━━━━━ Records shown

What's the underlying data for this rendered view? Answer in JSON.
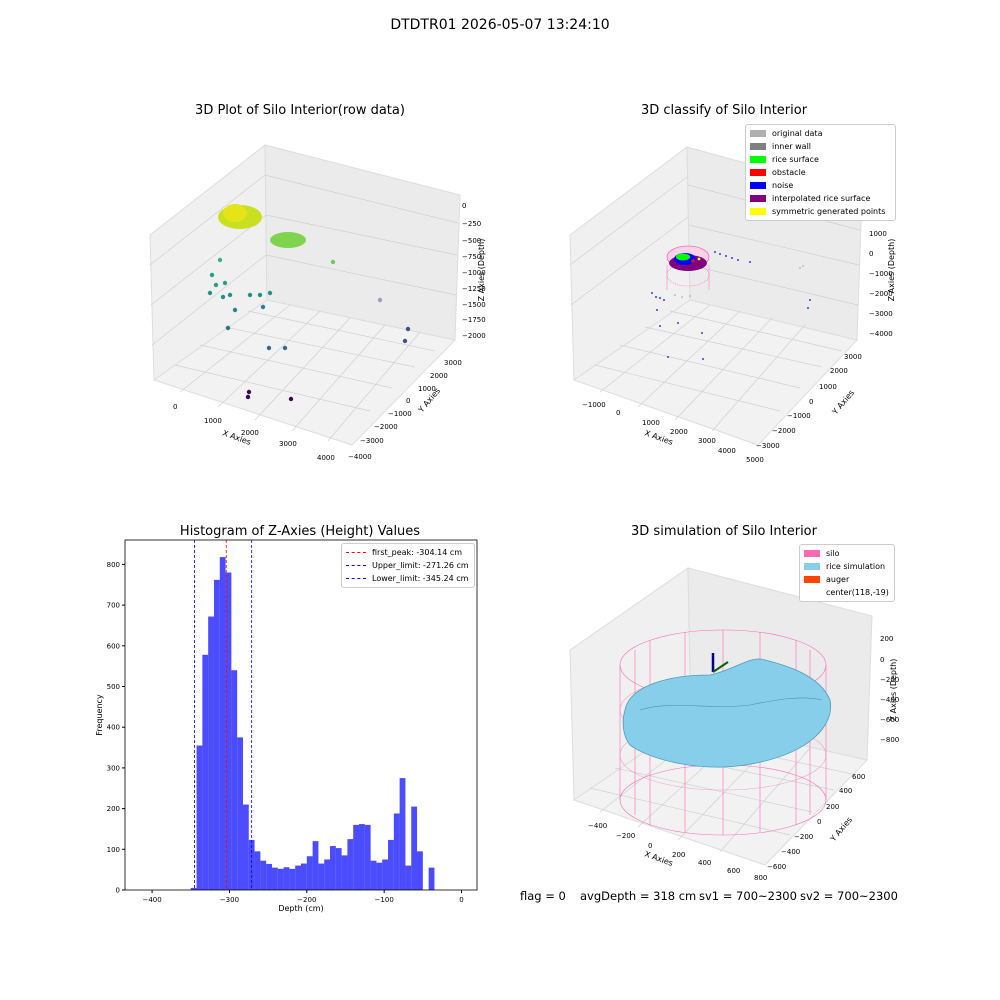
{
  "suptitle": "DTDTR01 2026-05-07 13:24:10",
  "footer": {
    "flag": "flag = 0",
    "avg_depth": "avgDepth = 318 cm",
    "sv1": "sv1 = 700~2300",
    "sv2": "sv2 = 700~2300"
  },
  "panels": {
    "raw": {
      "title": "3D Plot of Silo Interior(row data)",
      "xlabel": "X Axies",
      "ylabel": "Y Axies",
      "zlabel": "Z Axies (Depth)",
      "xticks": [
        "0",
        "1000",
        "2000",
        "3000",
        "4000"
      ],
      "yticks": [
        "3000",
        "2000",
        "1000",
        "0",
        "−1000",
        "−2000",
        "−3000",
        "−4000"
      ],
      "zticks": [
        "0",
        "−250",
        "−500",
        "−750",
        "−1000",
        "−1250",
        "−1500",
        "−1750",
        "−2000"
      ]
    },
    "classify": {
      "title": "3D classify of Silo Interior",
      "xlabel": "X Axies",
      "ylabel": "Y Axies",
      "zlabel": "Z Axies (Depth)",
      "xticks": [
        "−1000",
        "0",
        "1000",
        "2000",
        "3000",
        "4000",
        "5000"
      ],
      "yticks": [
        "3000",
        "2000",
        "1000",
        "0",
        "−1000",
        "−2000",
        "−3000"
      ],
      "zticks": [
        "2000",
        "1000",
        "0",
        "−1000",
        "−2000",
        "−3000",
        "−4000"
      ],
      "legend": [
        {
          "label": "original data",
          "color": "#b0b0b0"
        },
        {
          "label": "inner wall",
          "color": "#808080"
        },
        {
          "label": "rice surface",
          "color": "#00ff00"
        },
        {
          "label": "obstacle",
          "color": "#ff0000"
        },
        {
          "label": "noise",
          "color": "#0000ff"
        },
        {
          "label": "interpolated rice surface",
          "color": "#800080"
        },
        {
          "label": "symmetric generated points",
          "color": "#ffff00"
        }
      ]
    },
    "simulation": {
      "title": "3D simulation of Silo Interior",
      "xlabel": "X Axies",
      "ylabel": "Y Axies",
      "zlabel": "Z Axies (Depth)",
      "xticks": [
        "−400",
        "−200",
        "0",
        "200",
        "400",
        "600",
        "800"
      ],
      "yticks": [
        "600",
        "400",
        "200",
        "0",
        "−200",
        "−400",
        "−600"
      ],
      "zticks": [
        "200",
        "0",
        "−200",
        "−400",
        "−600",
        "−800"
      ],
      "legend": [
        {
          "label": "silo",
          "color": "#ff69b4"
        },
        {
          "label": "rice simulation",
          "color": "#87ceeb"
        },
        {
          "label": "auger",
          "color": "#ff4500"
        },
        {
          "label": "center(118,-19)",
          "color": ""
        }
      ]
    }
  },
  "chart_data": {
    "type": "bar",
    "title": "Histogram of Z-Axies (Height) Values",
    "xlabel": "Depth (cm)",
    "ylabel": "Frequency",
    "xlim": [
      -435,
      20
    ],
    "ylim": [
      0,
      860
    ],
    "xticks": [
      -400,
      -300,
      -200,
      -100,
      0
    ],
    "yticks": [
      0,
      100,
      200,
      300,
      400,
      500,
      600,
      700,
      800
    ],
    "bar_color": "#0000ff",
    "bins": [
      {
        "x0": -350,
        "x1": -342.5,
        "v": 5
      },
      {
        "x0": -342.5,
        "x1": -335,
        "v": 355
      },
      {
        "x0": -335,
        "x1": -327.5,
        "v": 578
      },
      {
        "x0": -327.5,
        "x1": -320,
        "v": 672
      },
      {
        "x0": -320,
        "x1": -312.5,
        "v": 762
      },
      {
        "x0": -312.5,
        "x1": -305,
        "v": 818
      },
      {
        "x0": -305,
        "x1": -297.5,
        "v": 780
      },
      {
        "x0": -297.5,
        "x1": -290,
        "v": 540
      },
      {
        "x0": -290,
        "x1": -282.5,
        "v": 375
      },
      {
        "x0": -282.5,
        "x1": -275,
        "v": 210
      },
      {
        "x0": -275,
        "x1": -267.5,
        "v": 123
      },
      {
        "x0": -267.5,
        "x1": -260,
        "v": 95
      },
      {
        "x0": -260,
        "x1": -252.5,
        "v": 72
      },
      {
        "x0": -252.5,
        "x1": -245,
        "v": 64
      },
      {
        "x0": -245,
        "x1": -237.5,
        "v": 55
      },
      {
        "x0": -237.5,
        "x1": -230,
        "v": 52
      },
      {
        "x0": -230,
        "x1": -222.5,
        "v": 56
      },
      {
        "x0": -222.5,
        "x1": -215,
        "v": 52
      },
      {
        "x0": -215,
        "x1": -207.5,
        "v": 60
      },
      {
        "x0": -207.5,
        "x1": -200,
        "v": 65
      },
      {
        "x0": -200,
        "x1": -192.5,
        "v": 83
      },
      {
        "x0": -192.5,
        "x1": -185,
        "v": 120
      },
      {
        "x0": -185,
        "x1": -177.5,
        "v": 65
      },
      {
        "x0": -177.5,
        "x1": -170,
        "v": 75
      },
      {
        "x0": -170,
        "x1": -162.5,
        "v": 108
      },
      {
        "x0": -162.5,
        "x1": -155,
        "v": 103
      },
      {
        "x0": -155,
        "x1": -147.5,
        "v": 85
      },
      {
        "x0": -147.5,
        "x1": -140,
        "v": 125
      },
      {
        "x0": -140,
        "x1": -132.5,
        "v": 160
      },
      {
        "x0": -132.5,
        "x1": -125,
        "v": 162
      },
      {
        "x0": -125,
        "x1": -117.5,
        "v": 160
      },
      {
        "x0": -117.5,
        "x1": -110,
        "v": 72
      },
      {
        "x0": -110,
        "x1": -102.5,
        "v": 67
      },
      {
        "x0": -102.5,
        "x1": -95,
        "v": 75
      },
      {
        "x0": -95,
        "x1": -87.5,
        "v": 123
      },
      {
        "x0": -87.5,
        "x1": -80,
        "v": 188
      },
      {
        "x0": -80,
        "x1": -72.5,
        "v": 275
      },
      {
        "x0": -72.5,
        "x1": -65,
        "v": 60
      },
      {
        "x0": -65,
        "x1": -57.5,
        "v": 205
      },
      {
        "x0": -57.5,
        "x1": -50,
        "v": 95
      },
      {
        "x0": -50,
        "x1": -42.5,
        "v": 0
      },
      {
        "x0": -42.5,
        "x1": -35,
        "v": 55
      }
    ],
    "vlines": [
      {
        "label": "first_peak: -304.14 cm",
        "x": -304.14,
        "color": "#ff0000"
      },
      {
        "label": "Upper_limit: -271.26 cm",
        "x": -271.26,
        "color": "#0000ff"
      },
      {
        "label": "Lower_limit: -345.24 cm",
        "x": -345.24,
        "color": "#0000ff"
      }
    ]
  }
}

━━━━━━━━━━

Copy out every line in the listing where the word "classify" appears.

Solution =
    "classify": {
      "title": "3D classify of Silo Interior",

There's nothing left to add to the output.